**Task brief**: Report the count of lines where the string "value" appears, and nothing else.

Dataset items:
------------------------------------
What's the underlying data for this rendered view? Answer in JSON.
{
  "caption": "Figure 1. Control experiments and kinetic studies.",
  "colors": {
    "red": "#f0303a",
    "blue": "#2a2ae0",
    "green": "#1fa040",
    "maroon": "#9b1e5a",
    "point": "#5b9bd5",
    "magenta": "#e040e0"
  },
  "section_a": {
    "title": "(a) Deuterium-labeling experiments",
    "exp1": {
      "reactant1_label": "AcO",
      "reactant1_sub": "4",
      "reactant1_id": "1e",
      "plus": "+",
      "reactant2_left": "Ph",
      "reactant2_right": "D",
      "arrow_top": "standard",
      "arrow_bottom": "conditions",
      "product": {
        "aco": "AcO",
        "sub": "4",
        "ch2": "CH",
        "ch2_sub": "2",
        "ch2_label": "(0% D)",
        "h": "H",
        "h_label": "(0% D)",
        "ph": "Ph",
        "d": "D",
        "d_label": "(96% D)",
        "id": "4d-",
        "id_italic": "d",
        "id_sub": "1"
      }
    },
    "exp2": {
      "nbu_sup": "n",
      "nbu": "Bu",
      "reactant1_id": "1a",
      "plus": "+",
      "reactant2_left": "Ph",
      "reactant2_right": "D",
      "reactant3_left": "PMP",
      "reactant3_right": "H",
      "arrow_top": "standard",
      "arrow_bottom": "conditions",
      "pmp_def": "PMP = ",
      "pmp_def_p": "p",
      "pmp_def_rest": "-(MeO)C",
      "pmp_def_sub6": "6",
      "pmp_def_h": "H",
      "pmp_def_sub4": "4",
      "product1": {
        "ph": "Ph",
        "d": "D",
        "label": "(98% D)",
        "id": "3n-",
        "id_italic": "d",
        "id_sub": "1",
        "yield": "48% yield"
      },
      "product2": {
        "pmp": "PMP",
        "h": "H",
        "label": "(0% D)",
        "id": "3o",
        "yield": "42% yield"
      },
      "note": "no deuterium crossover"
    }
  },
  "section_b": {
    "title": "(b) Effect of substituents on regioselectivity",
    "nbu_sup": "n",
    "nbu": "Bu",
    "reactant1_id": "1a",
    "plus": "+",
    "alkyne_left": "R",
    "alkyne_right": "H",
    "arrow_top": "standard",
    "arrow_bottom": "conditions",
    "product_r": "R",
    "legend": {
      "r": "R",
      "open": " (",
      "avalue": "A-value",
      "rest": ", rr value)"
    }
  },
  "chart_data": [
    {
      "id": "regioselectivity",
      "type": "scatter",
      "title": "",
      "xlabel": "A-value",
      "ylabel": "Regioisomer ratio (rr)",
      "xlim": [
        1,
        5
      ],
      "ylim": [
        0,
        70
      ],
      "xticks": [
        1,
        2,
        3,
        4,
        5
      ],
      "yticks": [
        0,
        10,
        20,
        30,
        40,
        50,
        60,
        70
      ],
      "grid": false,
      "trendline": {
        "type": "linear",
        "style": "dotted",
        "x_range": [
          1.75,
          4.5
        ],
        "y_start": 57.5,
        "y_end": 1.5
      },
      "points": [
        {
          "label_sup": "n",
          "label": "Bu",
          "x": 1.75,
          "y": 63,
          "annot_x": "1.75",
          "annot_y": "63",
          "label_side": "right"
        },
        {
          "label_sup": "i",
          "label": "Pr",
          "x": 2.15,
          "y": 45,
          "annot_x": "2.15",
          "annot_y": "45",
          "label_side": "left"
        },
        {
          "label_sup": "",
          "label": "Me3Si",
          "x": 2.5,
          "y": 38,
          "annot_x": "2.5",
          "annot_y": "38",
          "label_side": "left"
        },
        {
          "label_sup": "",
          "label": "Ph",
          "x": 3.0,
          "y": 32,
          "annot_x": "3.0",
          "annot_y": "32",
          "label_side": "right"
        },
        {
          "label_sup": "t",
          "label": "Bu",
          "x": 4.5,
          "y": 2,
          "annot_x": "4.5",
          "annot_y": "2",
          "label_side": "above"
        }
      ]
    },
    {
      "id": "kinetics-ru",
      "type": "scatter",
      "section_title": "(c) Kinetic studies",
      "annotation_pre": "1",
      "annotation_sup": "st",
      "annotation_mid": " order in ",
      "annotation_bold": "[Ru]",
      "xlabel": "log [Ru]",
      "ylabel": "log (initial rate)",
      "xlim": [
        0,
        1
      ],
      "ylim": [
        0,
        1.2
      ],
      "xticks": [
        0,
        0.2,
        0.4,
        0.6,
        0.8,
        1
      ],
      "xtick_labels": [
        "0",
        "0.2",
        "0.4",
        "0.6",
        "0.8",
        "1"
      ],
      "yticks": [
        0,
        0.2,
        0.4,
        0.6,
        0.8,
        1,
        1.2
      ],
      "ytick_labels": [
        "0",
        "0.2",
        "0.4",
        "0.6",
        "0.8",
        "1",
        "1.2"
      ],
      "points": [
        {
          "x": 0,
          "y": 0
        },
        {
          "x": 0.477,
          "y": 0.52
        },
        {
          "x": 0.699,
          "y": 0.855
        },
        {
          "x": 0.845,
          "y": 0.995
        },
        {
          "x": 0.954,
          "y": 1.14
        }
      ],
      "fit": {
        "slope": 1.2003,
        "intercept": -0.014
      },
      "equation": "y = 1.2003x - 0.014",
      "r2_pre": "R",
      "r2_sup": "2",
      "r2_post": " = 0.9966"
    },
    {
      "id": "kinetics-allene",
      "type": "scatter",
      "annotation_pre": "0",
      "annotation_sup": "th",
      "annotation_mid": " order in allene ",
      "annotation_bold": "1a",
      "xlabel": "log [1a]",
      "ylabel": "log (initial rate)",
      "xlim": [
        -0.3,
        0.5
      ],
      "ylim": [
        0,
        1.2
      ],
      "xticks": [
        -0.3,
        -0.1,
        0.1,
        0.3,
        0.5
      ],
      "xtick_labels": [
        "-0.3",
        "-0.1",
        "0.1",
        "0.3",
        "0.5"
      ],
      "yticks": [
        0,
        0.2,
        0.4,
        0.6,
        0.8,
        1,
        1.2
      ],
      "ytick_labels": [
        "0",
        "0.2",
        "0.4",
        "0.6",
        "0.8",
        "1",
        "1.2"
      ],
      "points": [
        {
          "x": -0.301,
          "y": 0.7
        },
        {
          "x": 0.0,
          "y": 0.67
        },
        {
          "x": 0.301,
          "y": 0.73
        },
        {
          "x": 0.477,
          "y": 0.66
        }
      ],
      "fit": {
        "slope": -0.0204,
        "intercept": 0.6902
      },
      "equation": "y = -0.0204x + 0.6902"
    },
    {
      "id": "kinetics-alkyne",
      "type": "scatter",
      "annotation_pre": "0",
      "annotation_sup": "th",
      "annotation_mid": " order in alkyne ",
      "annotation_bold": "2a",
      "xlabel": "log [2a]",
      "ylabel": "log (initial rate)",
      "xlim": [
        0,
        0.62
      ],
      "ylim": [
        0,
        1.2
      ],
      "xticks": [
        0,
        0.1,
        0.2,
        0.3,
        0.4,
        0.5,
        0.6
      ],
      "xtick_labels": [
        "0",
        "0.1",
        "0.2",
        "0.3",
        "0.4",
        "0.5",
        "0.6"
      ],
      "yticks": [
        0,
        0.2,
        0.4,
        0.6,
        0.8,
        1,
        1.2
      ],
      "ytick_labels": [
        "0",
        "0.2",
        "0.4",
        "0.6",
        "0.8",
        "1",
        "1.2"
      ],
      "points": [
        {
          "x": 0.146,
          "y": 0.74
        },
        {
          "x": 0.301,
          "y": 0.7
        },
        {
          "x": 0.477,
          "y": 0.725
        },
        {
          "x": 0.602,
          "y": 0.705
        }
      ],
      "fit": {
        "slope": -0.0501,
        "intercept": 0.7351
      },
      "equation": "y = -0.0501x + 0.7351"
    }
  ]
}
------------------------------------
**In response**: 3